Extracted data entries
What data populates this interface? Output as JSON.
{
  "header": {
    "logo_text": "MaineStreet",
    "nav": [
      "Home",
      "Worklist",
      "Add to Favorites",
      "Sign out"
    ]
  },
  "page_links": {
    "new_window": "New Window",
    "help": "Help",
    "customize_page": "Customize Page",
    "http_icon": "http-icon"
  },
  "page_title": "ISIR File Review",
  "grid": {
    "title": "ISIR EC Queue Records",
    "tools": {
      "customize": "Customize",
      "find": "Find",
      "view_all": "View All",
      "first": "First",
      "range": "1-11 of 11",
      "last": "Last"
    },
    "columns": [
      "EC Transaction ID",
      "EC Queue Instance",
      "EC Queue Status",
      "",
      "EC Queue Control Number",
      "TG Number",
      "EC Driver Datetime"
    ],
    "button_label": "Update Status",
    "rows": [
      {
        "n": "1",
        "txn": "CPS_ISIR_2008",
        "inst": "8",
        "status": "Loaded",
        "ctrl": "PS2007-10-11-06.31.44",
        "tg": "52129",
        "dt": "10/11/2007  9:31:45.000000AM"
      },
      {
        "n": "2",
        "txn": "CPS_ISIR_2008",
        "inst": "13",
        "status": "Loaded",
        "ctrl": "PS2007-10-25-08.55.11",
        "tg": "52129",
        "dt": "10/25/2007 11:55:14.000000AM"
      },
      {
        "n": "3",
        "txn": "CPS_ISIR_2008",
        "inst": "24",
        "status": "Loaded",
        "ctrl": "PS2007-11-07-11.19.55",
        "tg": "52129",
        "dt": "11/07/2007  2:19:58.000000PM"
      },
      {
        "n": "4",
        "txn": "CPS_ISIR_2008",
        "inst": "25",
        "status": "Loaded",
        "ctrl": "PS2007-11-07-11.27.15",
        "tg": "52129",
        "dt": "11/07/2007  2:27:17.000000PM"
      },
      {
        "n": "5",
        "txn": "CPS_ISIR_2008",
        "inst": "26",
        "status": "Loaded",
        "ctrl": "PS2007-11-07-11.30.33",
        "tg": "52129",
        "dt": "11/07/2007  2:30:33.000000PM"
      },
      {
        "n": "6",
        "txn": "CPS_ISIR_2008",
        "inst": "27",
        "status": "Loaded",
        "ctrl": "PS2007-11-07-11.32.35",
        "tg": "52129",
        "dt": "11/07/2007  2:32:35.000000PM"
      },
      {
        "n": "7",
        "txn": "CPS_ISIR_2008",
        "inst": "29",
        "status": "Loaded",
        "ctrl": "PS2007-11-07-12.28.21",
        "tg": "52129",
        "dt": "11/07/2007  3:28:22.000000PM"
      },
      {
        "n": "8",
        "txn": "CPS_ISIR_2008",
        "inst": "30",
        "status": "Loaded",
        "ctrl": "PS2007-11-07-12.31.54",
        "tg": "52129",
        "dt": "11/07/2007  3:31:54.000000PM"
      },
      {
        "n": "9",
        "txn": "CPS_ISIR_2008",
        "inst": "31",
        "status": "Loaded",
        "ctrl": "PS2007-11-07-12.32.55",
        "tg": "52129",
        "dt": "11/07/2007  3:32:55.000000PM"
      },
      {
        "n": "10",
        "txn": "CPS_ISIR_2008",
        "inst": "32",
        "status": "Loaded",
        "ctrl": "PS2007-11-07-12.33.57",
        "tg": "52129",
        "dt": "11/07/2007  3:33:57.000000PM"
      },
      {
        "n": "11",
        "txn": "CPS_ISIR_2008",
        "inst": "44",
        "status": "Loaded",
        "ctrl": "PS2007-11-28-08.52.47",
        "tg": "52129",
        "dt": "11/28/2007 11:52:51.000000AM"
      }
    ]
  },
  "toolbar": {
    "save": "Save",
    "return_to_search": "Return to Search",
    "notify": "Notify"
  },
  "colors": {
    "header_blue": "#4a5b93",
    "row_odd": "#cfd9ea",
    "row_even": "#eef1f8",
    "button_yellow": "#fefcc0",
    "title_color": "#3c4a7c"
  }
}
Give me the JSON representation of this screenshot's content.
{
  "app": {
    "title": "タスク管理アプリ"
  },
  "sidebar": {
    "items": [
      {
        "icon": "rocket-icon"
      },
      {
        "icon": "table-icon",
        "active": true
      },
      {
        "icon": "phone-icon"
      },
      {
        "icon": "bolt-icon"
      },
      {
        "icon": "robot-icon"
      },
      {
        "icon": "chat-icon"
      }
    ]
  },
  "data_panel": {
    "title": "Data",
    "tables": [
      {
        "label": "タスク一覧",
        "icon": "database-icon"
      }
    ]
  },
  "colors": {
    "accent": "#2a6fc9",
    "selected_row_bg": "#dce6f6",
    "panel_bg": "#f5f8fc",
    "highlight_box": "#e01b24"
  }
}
---
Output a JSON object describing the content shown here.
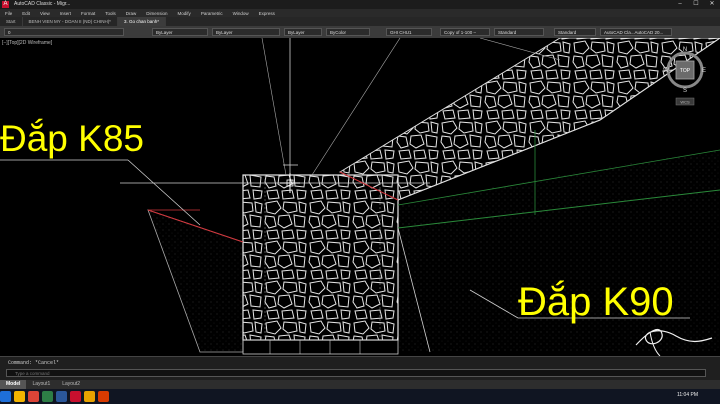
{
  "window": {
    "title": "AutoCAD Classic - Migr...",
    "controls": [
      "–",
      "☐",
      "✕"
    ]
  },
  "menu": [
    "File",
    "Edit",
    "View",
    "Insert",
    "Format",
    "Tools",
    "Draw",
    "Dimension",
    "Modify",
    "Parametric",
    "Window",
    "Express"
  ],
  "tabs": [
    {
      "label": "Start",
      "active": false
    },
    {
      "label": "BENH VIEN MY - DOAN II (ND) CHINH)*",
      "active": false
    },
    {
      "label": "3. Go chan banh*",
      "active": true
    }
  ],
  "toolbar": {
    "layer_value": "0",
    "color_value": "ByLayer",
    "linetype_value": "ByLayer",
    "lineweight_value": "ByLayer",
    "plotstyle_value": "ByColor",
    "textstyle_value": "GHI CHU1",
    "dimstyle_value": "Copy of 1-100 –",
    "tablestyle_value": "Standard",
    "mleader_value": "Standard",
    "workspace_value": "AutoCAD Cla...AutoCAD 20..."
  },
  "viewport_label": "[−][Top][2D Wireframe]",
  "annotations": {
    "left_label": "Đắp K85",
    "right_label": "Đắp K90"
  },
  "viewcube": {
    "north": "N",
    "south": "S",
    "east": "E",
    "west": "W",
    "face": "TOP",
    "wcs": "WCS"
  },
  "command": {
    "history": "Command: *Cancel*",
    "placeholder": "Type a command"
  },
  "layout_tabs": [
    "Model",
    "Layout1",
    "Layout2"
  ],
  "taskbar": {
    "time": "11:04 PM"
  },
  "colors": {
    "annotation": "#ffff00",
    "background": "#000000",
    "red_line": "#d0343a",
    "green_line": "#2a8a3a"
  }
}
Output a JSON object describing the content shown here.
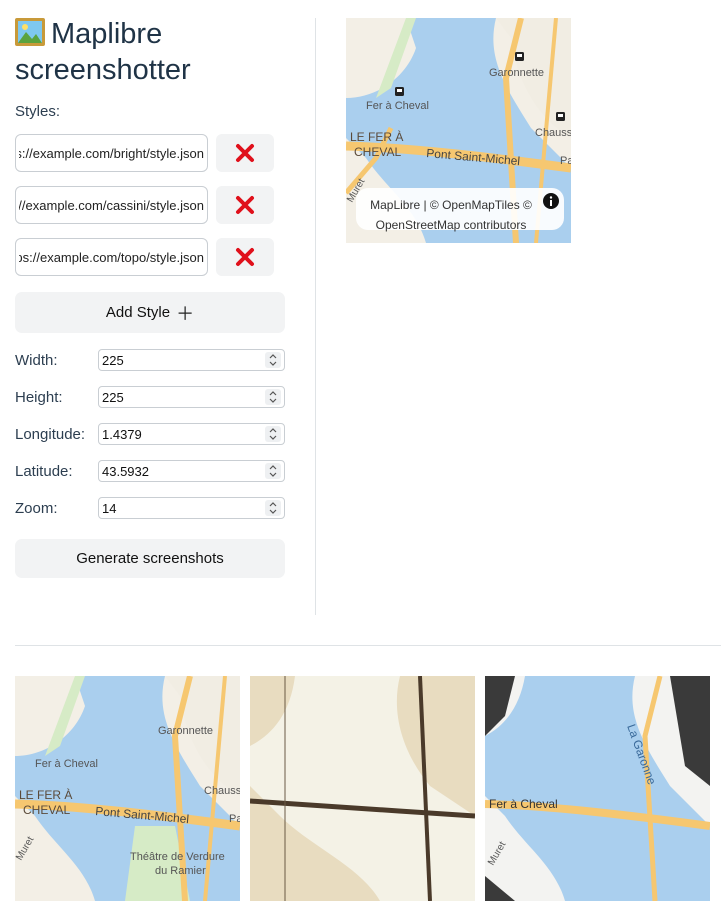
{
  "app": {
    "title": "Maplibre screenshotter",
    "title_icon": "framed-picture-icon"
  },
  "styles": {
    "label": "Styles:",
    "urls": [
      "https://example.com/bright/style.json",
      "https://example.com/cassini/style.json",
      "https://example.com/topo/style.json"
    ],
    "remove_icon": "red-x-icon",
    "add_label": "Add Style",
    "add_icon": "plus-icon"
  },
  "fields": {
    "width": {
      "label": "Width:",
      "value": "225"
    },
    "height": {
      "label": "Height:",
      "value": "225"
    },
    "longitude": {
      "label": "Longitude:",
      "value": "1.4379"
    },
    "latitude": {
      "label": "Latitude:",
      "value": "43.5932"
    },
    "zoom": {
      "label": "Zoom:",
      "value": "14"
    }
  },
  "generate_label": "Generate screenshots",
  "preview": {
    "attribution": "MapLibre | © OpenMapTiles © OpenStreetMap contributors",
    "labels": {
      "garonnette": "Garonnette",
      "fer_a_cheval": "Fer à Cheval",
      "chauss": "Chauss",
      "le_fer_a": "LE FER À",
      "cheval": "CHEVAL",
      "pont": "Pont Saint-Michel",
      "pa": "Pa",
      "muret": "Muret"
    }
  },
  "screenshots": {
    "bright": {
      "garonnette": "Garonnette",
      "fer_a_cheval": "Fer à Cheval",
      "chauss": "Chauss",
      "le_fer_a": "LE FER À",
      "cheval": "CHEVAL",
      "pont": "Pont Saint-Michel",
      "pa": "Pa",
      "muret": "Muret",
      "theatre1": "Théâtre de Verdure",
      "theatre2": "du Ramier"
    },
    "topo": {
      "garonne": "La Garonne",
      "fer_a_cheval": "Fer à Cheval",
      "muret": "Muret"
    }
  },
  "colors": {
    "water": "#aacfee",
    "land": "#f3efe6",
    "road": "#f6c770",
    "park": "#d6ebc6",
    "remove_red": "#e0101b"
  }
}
==
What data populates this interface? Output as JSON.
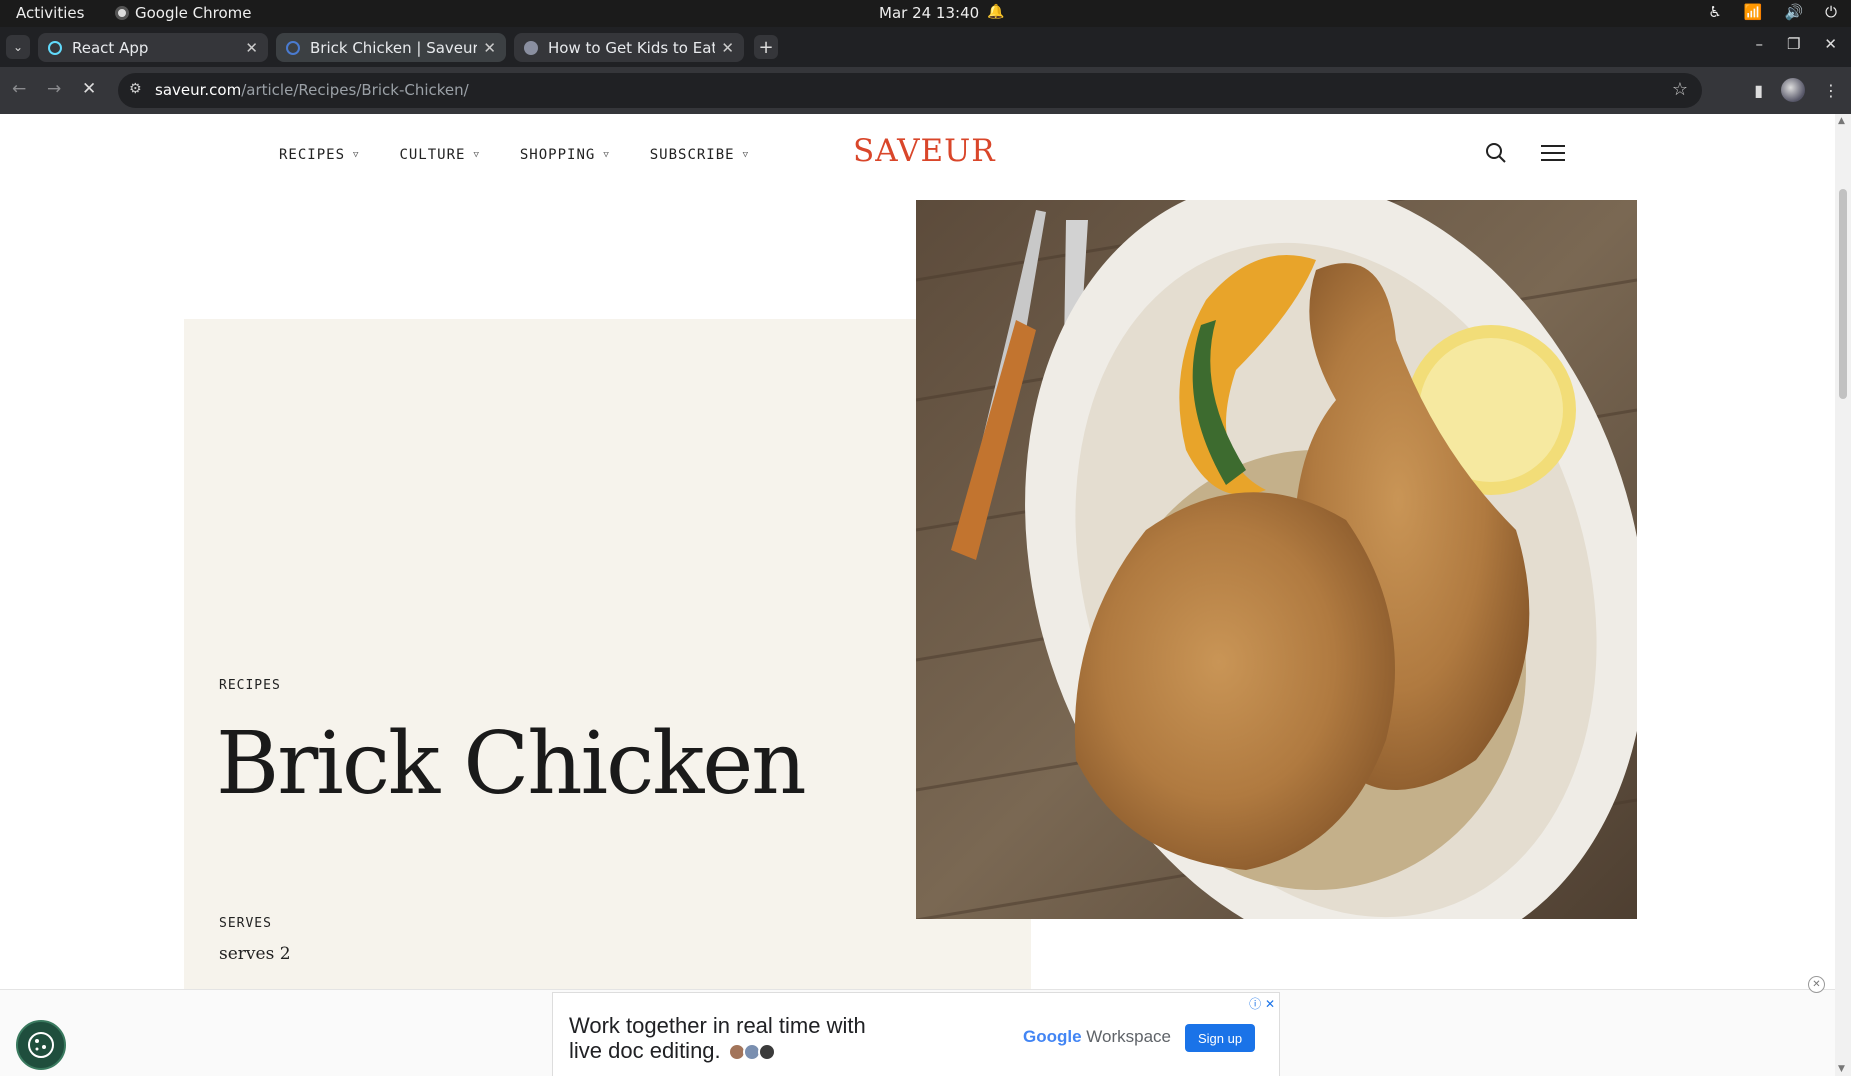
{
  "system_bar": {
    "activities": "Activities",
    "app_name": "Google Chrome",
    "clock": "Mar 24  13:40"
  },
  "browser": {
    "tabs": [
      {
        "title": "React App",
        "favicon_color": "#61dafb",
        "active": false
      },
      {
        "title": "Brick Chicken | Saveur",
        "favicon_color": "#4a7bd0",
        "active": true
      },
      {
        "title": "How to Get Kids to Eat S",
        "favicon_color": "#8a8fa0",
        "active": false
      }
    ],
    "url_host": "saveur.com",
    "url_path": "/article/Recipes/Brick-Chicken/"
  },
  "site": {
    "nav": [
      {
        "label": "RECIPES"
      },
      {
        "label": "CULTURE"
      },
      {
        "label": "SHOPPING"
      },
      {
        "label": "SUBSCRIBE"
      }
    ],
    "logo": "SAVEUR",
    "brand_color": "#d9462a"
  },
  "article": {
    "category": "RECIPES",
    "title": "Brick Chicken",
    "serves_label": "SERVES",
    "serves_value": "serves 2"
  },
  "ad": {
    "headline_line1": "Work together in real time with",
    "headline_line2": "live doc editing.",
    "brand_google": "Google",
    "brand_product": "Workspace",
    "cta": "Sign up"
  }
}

Given exercise -
Each line in the data that holds the string "Customize" should be found and copied.

Result below -
    "customize_page": "Customize Page",
      "customize": "Customize",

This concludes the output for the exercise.